## begin Given data

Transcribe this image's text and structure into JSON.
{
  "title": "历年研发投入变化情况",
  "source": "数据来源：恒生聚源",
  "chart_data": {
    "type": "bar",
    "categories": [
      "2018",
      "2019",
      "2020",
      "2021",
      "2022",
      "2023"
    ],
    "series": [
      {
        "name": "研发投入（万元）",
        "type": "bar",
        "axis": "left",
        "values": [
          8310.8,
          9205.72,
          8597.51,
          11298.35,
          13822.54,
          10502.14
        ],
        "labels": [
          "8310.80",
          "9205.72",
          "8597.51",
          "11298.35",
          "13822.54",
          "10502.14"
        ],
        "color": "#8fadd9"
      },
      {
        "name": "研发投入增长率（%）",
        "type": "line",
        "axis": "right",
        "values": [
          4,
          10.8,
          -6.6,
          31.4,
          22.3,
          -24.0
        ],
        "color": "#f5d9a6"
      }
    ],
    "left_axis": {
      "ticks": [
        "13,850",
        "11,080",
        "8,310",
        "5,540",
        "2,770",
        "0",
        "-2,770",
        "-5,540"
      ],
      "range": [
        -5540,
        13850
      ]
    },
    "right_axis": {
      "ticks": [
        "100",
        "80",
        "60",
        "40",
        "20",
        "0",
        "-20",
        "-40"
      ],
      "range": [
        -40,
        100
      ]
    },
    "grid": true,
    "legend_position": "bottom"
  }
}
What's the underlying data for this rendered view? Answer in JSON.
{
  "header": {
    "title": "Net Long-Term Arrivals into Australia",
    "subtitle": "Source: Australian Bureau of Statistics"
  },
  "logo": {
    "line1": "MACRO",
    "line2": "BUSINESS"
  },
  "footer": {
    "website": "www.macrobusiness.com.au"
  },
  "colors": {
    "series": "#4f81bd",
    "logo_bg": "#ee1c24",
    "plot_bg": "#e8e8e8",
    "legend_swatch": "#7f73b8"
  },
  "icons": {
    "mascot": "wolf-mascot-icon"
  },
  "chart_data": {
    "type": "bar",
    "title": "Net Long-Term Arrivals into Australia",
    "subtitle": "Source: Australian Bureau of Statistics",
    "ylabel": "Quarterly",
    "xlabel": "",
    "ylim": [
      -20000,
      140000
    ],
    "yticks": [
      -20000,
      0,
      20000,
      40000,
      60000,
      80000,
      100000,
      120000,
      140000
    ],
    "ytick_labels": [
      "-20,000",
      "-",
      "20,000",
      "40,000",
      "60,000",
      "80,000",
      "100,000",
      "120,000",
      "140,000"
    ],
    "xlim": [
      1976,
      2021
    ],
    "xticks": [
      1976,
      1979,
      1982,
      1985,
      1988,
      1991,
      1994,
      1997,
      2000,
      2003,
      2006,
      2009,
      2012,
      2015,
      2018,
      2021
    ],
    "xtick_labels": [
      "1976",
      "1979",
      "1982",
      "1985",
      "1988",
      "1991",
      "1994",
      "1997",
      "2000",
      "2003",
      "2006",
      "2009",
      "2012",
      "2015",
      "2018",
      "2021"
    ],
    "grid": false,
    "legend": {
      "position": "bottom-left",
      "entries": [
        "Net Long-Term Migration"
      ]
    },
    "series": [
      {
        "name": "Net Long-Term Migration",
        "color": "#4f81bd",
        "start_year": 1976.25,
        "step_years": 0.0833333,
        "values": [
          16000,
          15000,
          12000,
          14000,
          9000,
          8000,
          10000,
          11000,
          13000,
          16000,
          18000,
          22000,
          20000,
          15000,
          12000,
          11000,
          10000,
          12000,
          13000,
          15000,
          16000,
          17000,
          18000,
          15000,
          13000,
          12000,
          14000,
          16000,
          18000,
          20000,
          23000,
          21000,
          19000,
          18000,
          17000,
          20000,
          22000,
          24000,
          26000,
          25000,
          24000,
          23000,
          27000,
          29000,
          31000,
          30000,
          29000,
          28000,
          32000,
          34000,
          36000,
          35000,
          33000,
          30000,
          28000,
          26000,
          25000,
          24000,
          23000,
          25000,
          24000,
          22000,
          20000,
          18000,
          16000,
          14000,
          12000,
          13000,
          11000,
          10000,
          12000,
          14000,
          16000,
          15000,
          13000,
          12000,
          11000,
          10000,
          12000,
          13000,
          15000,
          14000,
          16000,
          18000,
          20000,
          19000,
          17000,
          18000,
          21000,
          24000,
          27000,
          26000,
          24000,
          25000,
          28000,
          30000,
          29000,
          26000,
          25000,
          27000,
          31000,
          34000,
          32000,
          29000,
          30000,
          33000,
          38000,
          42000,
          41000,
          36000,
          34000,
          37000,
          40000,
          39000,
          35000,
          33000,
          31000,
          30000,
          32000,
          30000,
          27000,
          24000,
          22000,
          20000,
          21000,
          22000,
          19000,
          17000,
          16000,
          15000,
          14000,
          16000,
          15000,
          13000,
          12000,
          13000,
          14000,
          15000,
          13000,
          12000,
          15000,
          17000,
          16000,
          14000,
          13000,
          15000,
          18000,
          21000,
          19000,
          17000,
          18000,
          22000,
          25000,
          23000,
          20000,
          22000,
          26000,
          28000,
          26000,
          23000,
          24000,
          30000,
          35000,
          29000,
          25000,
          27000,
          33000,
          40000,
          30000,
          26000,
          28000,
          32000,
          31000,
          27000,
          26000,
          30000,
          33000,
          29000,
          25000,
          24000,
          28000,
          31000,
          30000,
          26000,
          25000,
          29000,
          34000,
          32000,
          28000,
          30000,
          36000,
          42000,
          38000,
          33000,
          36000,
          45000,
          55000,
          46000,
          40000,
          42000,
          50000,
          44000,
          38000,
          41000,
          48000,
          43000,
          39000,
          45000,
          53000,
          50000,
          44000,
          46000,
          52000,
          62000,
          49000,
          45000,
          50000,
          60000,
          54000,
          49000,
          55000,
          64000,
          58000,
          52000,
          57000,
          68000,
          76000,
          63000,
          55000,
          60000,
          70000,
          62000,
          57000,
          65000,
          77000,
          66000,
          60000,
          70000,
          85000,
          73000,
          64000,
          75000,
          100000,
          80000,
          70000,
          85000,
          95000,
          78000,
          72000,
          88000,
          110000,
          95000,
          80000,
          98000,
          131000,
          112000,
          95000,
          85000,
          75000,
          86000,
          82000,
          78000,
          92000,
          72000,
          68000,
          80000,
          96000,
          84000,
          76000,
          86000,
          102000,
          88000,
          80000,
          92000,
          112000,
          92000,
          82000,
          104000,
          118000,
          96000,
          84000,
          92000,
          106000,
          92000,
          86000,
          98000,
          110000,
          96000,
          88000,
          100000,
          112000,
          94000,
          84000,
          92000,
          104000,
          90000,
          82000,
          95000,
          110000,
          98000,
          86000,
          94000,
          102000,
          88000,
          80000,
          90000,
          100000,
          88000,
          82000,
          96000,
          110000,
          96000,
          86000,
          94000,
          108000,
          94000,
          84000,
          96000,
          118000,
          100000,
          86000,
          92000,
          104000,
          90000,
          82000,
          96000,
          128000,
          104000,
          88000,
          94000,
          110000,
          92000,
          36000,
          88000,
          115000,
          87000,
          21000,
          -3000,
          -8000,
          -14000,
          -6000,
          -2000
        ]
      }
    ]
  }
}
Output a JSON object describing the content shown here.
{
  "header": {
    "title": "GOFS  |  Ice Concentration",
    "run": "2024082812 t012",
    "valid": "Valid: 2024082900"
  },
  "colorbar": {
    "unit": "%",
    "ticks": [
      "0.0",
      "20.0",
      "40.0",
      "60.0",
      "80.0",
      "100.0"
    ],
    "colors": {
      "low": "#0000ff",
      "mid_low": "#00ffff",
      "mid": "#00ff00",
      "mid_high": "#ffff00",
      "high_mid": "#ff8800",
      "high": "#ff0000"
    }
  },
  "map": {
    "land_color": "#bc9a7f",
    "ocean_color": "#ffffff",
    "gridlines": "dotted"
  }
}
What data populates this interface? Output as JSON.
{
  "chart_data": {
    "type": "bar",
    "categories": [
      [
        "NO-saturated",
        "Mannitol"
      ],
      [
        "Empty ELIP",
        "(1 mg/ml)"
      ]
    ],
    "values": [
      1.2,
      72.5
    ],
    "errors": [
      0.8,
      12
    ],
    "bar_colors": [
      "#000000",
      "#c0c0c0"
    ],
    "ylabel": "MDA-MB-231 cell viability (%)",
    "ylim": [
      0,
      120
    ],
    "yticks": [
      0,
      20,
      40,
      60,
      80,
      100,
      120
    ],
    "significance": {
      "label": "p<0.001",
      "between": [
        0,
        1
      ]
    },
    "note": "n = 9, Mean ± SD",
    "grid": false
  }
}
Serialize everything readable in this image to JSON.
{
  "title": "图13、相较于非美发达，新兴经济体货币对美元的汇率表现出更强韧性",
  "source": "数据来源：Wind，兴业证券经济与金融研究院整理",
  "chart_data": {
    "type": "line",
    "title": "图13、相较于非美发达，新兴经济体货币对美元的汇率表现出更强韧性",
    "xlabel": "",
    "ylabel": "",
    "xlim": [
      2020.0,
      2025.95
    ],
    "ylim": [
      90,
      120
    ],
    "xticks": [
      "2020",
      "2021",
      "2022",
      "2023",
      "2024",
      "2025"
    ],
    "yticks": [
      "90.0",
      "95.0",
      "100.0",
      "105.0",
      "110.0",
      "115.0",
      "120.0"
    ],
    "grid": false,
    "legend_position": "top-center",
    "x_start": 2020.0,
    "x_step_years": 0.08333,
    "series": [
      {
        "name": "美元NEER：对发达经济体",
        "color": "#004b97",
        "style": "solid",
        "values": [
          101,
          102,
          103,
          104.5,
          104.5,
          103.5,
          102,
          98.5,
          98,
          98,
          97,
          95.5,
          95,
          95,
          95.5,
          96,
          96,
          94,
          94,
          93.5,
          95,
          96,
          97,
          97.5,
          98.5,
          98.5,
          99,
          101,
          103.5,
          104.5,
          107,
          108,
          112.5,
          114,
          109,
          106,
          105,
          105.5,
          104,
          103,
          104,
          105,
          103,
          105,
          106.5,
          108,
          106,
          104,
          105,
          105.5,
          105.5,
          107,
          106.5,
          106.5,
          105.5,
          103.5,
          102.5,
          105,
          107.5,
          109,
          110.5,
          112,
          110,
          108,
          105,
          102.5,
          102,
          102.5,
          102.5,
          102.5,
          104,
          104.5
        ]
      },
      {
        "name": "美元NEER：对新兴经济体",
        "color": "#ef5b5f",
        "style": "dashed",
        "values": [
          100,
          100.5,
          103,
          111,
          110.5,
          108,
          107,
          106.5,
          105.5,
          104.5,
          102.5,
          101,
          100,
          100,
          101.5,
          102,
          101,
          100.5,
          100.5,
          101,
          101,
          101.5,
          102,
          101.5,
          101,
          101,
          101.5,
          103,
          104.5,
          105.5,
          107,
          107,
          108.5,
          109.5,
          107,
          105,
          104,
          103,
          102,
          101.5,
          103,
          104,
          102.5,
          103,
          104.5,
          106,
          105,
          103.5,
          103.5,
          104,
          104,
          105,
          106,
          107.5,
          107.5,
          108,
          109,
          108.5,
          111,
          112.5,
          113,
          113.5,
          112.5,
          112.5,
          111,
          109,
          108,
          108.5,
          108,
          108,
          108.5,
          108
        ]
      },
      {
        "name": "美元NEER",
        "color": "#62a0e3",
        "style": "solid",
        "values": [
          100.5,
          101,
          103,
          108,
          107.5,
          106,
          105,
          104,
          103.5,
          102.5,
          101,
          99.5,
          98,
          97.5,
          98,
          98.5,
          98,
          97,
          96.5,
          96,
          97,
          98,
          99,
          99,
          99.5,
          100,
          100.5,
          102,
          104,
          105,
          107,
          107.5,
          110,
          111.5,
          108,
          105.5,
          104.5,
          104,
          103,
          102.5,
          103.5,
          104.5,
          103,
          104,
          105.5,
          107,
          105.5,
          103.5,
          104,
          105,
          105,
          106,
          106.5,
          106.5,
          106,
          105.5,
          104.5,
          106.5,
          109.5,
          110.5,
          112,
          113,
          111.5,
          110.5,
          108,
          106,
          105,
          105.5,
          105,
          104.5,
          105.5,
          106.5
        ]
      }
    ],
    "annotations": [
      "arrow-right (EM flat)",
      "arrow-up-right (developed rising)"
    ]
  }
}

## end Given data

Sift the material for lines with the string "Bureau". Copy each one found.

    "subtitle": "Source: Australian Bureau of Statistics"
    "subtitle": "Source: Australian Bureau of Statistics",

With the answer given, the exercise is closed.